> [TASK STATEMENT] Reproduce all of the data below without alteration; exclude every picture.

[Stored data]
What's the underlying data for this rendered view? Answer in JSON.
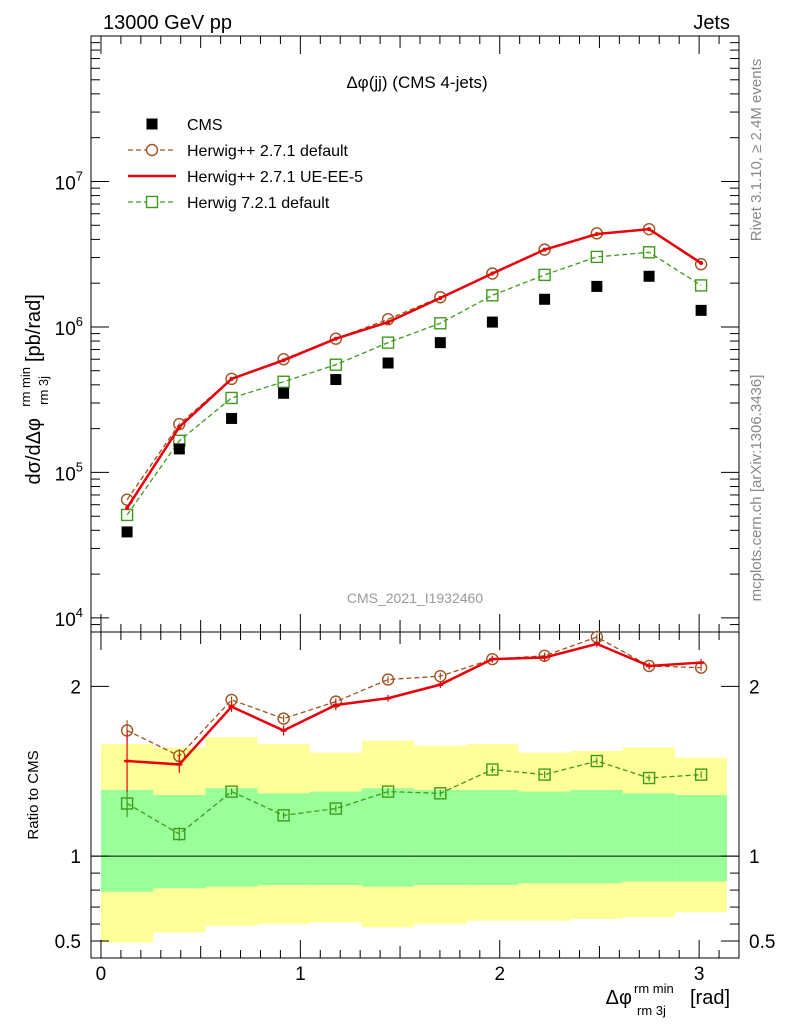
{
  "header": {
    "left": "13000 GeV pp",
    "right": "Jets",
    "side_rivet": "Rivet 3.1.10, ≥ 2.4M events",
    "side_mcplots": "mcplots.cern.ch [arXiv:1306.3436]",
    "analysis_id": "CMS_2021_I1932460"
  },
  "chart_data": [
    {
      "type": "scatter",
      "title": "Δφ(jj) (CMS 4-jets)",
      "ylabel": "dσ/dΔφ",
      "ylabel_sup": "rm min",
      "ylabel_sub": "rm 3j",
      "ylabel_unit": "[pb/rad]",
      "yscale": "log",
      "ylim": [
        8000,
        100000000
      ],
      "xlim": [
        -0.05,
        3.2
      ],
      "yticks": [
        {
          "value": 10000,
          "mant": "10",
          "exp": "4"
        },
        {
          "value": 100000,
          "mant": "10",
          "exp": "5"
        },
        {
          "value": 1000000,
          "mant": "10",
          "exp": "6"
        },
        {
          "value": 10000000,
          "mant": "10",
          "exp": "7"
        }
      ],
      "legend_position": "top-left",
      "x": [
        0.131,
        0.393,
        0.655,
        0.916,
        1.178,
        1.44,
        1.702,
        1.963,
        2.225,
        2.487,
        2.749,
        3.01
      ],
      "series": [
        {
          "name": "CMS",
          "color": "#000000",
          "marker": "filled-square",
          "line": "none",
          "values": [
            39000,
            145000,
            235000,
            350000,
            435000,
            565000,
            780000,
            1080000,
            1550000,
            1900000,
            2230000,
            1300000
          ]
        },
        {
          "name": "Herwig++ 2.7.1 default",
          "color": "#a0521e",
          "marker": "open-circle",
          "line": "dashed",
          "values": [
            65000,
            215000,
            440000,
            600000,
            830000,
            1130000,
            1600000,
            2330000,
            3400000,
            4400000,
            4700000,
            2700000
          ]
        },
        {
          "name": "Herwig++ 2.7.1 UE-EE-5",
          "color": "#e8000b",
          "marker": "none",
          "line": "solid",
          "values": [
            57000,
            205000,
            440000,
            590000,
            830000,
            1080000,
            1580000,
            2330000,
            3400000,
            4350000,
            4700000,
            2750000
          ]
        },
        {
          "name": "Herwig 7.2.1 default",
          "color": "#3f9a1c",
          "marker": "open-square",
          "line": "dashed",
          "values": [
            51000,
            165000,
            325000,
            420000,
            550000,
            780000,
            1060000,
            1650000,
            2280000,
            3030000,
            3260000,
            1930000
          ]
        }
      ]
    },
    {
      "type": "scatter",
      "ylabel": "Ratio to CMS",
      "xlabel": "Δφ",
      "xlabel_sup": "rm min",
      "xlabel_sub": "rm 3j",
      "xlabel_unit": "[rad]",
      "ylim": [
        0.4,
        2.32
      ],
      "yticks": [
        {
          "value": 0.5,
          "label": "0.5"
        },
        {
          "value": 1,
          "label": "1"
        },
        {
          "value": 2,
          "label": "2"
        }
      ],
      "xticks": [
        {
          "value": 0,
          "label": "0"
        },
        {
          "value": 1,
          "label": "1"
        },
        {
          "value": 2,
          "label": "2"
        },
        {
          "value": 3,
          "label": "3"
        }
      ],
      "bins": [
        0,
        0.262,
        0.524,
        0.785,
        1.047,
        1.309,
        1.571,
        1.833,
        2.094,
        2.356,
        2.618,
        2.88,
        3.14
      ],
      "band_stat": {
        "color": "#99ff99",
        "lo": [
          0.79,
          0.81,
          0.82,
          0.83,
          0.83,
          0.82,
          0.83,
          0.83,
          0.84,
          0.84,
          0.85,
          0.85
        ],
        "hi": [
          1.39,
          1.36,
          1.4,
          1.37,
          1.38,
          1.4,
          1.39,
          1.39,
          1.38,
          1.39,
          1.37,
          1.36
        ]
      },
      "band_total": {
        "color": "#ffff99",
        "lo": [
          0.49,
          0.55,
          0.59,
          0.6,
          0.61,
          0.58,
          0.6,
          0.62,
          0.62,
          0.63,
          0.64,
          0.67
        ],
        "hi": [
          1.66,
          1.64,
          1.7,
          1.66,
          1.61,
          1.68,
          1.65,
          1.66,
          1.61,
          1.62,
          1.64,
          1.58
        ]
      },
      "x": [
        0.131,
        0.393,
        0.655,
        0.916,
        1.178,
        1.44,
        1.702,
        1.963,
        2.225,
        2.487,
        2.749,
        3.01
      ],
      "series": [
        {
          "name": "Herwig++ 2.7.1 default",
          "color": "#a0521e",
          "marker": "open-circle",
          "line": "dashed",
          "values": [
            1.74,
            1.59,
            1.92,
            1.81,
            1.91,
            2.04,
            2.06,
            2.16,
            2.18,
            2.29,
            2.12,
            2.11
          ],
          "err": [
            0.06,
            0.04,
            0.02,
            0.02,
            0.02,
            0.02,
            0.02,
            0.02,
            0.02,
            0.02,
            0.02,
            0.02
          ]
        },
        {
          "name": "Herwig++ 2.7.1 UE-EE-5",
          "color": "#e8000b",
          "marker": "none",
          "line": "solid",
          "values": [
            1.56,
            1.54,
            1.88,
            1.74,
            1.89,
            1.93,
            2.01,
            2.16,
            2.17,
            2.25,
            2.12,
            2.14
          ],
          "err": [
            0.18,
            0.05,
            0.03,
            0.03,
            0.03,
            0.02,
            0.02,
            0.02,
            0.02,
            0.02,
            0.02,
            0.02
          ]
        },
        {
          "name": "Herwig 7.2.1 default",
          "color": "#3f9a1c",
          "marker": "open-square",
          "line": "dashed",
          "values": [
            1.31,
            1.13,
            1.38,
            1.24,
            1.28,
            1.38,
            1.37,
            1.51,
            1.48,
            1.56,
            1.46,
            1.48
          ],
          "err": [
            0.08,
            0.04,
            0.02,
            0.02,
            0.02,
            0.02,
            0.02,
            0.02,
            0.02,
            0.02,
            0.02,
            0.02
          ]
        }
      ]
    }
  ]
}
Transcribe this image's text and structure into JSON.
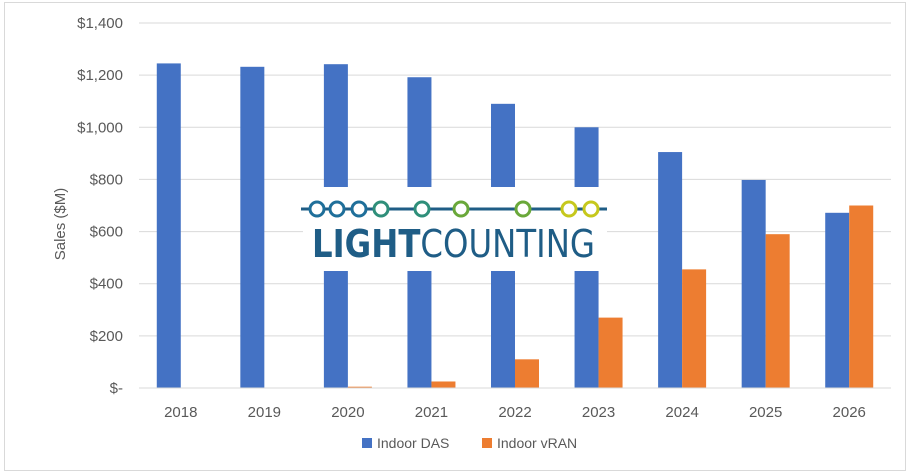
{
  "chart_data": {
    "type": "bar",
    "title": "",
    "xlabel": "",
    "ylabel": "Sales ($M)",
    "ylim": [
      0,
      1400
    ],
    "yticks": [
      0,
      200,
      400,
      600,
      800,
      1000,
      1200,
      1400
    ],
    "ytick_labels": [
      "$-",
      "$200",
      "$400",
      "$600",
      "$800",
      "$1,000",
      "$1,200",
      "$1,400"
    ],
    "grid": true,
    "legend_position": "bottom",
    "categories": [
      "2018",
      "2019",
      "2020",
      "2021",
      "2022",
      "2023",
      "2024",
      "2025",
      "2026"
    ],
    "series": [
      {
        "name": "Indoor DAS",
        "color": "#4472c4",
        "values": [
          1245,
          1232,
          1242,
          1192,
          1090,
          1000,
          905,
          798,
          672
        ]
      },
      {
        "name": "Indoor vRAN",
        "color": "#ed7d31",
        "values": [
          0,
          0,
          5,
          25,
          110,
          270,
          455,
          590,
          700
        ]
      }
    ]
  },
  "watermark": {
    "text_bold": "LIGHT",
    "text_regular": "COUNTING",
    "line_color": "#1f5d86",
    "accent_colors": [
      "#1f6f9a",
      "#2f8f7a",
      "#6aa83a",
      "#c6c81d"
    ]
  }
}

> [RESULT BELOW]
What's the underlying data for this rendered view? Answer in JSON.
{
  "header": {
    "left": "13000 GeV pp",
    "right": "Jets",
    "side_rivet": "Rivet 3.1.10, ≥ 2.4M events",
    "side_mcplots": "mcplots.cern.ch [arXiv:1306.3436]",
    "analysis_id": "CMS_2021_I1932460"
  },
  "chart_data": [
    {
      "type": "scatter",
      "title": "Δφ(jj) (CMS 4-jets)",
      "ylabel": "dσ/dΔφ",
      "ylabel_sup": "rm min",
      "ylabel_sub": "rm 3j",
      "ylabel_unit": "[pb/rad]",
      "yscale": "log",
      "ylim": [
        8000,
        100000000
      ],
      "xlim": [
        -0.05,
        3.2
      ],
      "yticks": [
        {
          "value": 10000,
          "mant": "10",
          "exp": "4"
        },
        {
          "value": 100000,
          "mant": "10",
          "exp": "5"
        },
        {
          "value": 1000000,
          "mant": "10",
          "exp": "6"
        },
        {
          "value": 10000000,
          "mant": "10",
          "exp": "7"
        }
      ],
      "legend_position": "top-left",
      "x": [
        0.131,
        0.393,
        0.655,
        0.916,
        1.178,
        1.44,
        1.702,
        1.963,
        2.225,
        2.487,
        2.749,
        3.01
      ],
      "series": [
        {
          "name": "CMS",
          "color": "#000000",
          "marker": "filled-square",
          "line": "none",
          "values": [
            39000,
            145000,
            235000,
            350000,
            435000,
            565000,
            780000,
            1080000,
            1550000,
            1900000,
            2230000,
            1300000
          ]
        },
        {
          "name": "Herwig++ 2.7.1 default",
          "color": "#a0521e",
          "marker": "open-circle",
          "line": "dashed",
          "values": [
            65000,
            215000,
            440000,
            600000,
            830000,
            1130000,
            1600000,
            2330000,
            3400000,
            4400000,
            4700000,
            2700000
          ]
        },
        {
          "name": "Herwig++ 2.7.1 UE-EE-5",
          "color": "#e8000b",
          "marker": "none",
          "line": "solid",
          "values": [
            57000,
            205000,
            440000,
            590000,
            830000,
            1080000,
            1580000,
            2330000,
            3400000,
            4350000,
            4700000,
            2750000
          ]
        },
        {
          "name": "Herwig 7.2.1 default",
          "color": "#3f9a1c",
          "marker": "open-square",
          "line": "dashed",
          "values": [
            51000,
            165000,
            325000,
            420000,
            550000,
            780000,
            1060000,
            1650000,
            2280000,
            3030000,
            3260000,
            1930000
          ]
        }
      ]
    },
    {
      "type": "scatter",
      "ylabel": "Ratio to CMS",
      "xlabel": "Δφ",
      "xlabel_sup": "rm min",
      "xlabel_sub": "rm 3j",
      "xlabel_unit": "[rad]",
      "ylim": [
        0.4,
        2.32
      ],
      "yticks": [
        {
          "value": 0.5,
          "label": "0.5"
        },
        {
          "value": 1,
          "label": "1"
        },
        {
          "value": 2,
          "label": "2"
        }
      ],
      "xticks": [
        {
          "value": 0,
          "label": "0"
        },
        {
          "value": 1,
          "label": "1"
        },
        {
          "value": 2,
          "label": "2"
        },
        {
          "value": 3,
          "label": "3"
        }
      ],
      "bins": [
        0,
        0.262,
        0.524,
        0.785,
        1.047,
        1.309,
        1.571,
        1.833,
        2.094,
        2.356,
        2.618,
        2.88,
        3.14
      ],
      "band_stat": {
        "color": "#99ff99",
        "lo": [
          0.79,
          0.81,
          0.82,
          0.83,
          0.83,
          0.82,
          0.83,
          0.83,
          0.84,
          0.84,
          0.85,
          0.85
        ],
        "hi": [
          1.39,
          1.36,
          1.4,
          1.37,
          1.38,
          1.4,
          1.39,
          1.39,
          1.38,
          1.39,
          1.37,
          1.36
        ]
      },
      "band_total": {
        "color": "#ffff99",
        "lo": [
          0.49,
          0.55,
          0.59,
          0.6,
          0.61,
          0.58,
          0.6,
          0.62,
          0.62,
          0.63,
          0.64,
          0.67
        ],
        "hi": [
          1.66,
          1.64,
          1.7,
          1.66,
          1.61,
          1.68,
          1.65,
          1.66,
          1.61,
          1.62,
          1.64,
          1.58
        ]
      },
      "x": [
        0.131,
        0.393,
        0.655,
        0.916,
        1.178,
        1.44,
        1.702,
        1.963,
        2.225,
        2.487,
        2.749,
        3.01
      ],
      "series": [
        {
          "name": "Herwig++ 2.7.1 default",
          "color": "#a0521e",
          "marker": "open-circle",
          "line": "dashed",
          "values": [
            1.74,
            1.59,
            1.92,
            1.81,
            1.91,
            2.04,
            2.06,
            2.16,
            2.18,
            2.29,
            2.12,
            2.11
          ],
          "err": [
            0.06,
            0.04,
            0.02,
            0.02,
            0.02,
            0.02,
            0.02,
            0.02,
            0.02,
            0.02,
            0.02,
            0.02
          ]
        },
        {
          "name": "Herwig++ 2.7.1 UE-EE-5",
          "color": "#e8000b",
          "marker": "none",
          "line": "solid",
          "values": [
            1.56,
            1.54,
            1.88,
            1.74,
            1.89,
            1.93,
            2.01,
            2.16,
            2.17,
            2.25,
            2.12,
            2.14
          ],
          "err": [
            0.18,
            0.05,
            0.03,
            0.03,
            0.03,
            0.02,
            0.02,
            0.02,
            0.02,
            0.02,
            0.02,
            0.02
          ]
        },
        {
          "name": "Herwig 7.2.1 default",
          "color": "#3f9a1c",
          "marker": "open-square",
          "line": "dashed",
          "values": [
            1.31,
            1.13,
            1.38,
            1.24,
            1.28,
            1.38,
            1.37,
            1.51,
            1.48,
            1.56,
            1.46,
            1.48
          ],
          "err": [
            0.08,
            0.04,
            0.02,
            0.02,
            0.02,
            0.02,
            0.02,
            0.02,
            0.02,
            0.02,
            0.02,
            0.02
          ]
        }
      ]
    }
  ]
}
Transcribe this image's text and structure into JSON.
{
  "chart_data": {
    "type": "bar",
    "title": "",
    "xlabel": "",
    "ylabel": "Sales ($M)",
    "ylim": [
      0,
      1400
    ],
    "yticks": [
      0,
      200,
      400,
      600,
      800,
      1000,
      1200,
      1400
    ],
    "ytick_labels": [
      "$-",
      "$200",
      "$400",
      "$600",
      "$800",
      "$1,000",
      "$1,200",
      "$1,400"
    ],
    "grid": true,
    "legend_position": "bottom",
    "categories": [
      "2018",
      "2019",
      "2020",
      "2021",
      "2022",
      "2023",
      "2024",
      "2025",
      "2026"
    ],
    "series": [
      {
        "name": "Indoor DAS",
        "color": "#4472c4",
        "values": [
          1245,
          1232,
          1242,
          1192,
          1090,
          1000,
          905,
          798,
          672
        ]
      },
      {
        "name": "Indoor vRAN",
        "color": "#ed7d31",
        "values": [
          0,
          0,
          5,
          25,
          110,
          270,
          455,
          590,
          700
        ]
      }
    ]
  },
  "watermark": {
    "text_bold": "LIGHT",
    "text_regular": "COUNTING",
    "line_color": "#1f5d86",
    "accent_colors": [
      "#1f6f9a",
      "#2f8f7a",
      "#6aa83a",
      "#c6c81d"
    ]
  }
}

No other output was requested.